TASK TO CARRY OUT -> Look through the data below and return each line where "document" appears.

GIVEN RECORDS ->
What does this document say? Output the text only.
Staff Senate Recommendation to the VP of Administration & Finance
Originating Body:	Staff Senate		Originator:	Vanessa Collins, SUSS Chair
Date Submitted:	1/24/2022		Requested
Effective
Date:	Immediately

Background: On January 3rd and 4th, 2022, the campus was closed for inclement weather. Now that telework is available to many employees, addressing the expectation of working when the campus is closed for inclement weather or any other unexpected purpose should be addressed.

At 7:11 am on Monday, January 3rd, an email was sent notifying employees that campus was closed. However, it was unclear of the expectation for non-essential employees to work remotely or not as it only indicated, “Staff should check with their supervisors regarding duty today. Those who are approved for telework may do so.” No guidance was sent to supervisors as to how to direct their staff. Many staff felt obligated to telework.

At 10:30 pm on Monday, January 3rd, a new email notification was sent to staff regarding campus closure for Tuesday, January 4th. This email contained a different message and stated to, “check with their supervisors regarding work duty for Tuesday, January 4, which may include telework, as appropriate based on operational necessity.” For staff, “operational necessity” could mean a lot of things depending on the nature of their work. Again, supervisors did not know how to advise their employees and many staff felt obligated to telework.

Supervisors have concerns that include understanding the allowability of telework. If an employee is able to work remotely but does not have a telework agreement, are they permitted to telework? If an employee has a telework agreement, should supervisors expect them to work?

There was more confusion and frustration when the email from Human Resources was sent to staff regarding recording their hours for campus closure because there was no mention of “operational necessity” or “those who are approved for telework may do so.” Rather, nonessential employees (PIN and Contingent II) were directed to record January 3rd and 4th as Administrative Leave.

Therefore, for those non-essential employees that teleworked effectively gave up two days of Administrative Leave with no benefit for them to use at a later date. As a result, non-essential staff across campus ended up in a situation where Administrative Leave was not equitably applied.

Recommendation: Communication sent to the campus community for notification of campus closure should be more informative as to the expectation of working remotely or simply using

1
...
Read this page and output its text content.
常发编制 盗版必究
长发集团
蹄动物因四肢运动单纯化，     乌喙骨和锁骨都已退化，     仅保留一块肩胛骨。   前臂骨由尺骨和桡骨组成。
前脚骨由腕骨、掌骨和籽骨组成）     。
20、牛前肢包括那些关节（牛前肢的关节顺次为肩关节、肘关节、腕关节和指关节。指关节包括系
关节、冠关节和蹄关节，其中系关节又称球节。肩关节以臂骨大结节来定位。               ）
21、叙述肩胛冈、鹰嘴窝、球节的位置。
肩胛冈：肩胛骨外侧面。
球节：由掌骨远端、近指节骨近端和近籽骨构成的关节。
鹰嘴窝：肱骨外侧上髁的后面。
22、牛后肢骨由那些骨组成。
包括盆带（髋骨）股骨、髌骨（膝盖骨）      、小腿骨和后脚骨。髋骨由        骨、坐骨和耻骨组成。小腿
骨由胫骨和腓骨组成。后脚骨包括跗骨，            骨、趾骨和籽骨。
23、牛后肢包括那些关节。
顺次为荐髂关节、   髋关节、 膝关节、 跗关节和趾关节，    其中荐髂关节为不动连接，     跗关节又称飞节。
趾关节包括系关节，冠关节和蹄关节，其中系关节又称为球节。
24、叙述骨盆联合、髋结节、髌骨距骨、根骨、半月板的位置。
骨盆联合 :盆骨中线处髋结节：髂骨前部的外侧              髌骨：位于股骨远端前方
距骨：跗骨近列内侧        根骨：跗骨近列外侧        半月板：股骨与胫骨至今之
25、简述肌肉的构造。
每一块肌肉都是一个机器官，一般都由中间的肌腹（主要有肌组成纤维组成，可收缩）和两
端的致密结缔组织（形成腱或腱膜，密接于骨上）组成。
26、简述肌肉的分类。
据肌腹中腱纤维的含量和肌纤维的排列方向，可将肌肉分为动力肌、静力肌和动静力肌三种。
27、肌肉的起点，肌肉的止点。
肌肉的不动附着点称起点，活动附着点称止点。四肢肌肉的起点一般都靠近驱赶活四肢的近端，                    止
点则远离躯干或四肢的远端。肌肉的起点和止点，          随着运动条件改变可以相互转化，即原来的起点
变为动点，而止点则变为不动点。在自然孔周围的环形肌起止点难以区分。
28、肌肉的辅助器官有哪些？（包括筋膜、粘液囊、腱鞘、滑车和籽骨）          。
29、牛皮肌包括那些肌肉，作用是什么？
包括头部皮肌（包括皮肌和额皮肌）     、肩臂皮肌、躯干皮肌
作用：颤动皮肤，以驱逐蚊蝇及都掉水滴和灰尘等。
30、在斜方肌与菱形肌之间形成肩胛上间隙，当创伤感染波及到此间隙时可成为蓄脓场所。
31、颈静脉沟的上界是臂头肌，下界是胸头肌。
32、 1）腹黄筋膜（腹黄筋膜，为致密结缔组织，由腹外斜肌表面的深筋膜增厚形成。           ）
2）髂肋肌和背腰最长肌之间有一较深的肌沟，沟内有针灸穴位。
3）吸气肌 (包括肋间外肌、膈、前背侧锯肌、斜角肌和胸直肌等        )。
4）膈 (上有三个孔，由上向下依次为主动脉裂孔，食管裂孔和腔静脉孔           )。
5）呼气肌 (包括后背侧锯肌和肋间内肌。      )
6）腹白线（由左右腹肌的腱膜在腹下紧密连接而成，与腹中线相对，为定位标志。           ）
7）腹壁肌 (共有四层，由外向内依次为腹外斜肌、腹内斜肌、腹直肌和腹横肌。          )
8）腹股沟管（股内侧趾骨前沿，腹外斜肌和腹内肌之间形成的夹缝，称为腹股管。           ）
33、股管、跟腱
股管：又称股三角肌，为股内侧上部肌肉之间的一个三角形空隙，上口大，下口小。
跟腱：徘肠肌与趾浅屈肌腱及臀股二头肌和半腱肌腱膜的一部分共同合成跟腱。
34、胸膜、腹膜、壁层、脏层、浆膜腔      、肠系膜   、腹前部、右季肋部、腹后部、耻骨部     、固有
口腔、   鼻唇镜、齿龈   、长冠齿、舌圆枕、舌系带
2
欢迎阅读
...
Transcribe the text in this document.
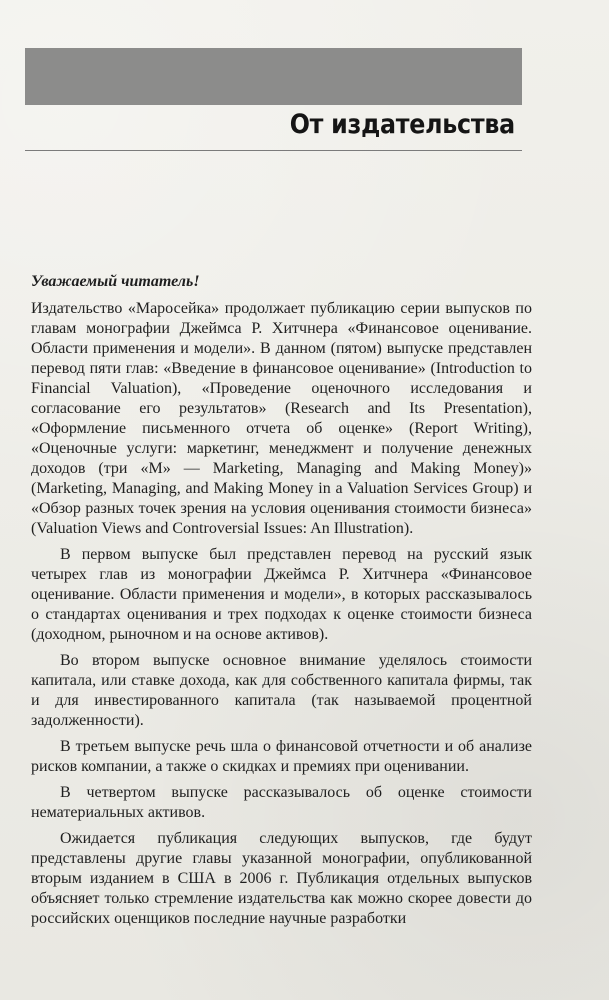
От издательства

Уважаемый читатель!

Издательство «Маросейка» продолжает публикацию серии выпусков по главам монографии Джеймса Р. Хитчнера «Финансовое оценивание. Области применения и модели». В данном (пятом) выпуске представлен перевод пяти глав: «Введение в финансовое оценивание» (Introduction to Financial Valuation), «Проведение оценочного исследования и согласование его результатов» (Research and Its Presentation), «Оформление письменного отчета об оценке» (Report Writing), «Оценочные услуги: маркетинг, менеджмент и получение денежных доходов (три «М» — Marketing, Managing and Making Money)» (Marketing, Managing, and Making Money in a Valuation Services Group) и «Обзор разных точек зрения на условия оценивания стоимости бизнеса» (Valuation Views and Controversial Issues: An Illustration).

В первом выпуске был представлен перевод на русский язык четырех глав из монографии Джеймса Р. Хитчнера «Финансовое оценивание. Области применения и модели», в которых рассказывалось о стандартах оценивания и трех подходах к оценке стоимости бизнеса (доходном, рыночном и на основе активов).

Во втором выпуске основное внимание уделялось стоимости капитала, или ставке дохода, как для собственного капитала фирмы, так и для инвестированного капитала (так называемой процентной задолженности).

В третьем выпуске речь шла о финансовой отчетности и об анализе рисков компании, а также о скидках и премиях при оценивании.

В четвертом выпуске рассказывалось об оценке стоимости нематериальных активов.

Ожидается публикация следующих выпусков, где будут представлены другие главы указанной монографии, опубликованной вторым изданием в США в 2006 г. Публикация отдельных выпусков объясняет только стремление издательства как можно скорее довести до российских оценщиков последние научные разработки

RESPONSE TO THIS EXERCISE ->
What does this document say? Output the text only.
Transcribe the text in this document.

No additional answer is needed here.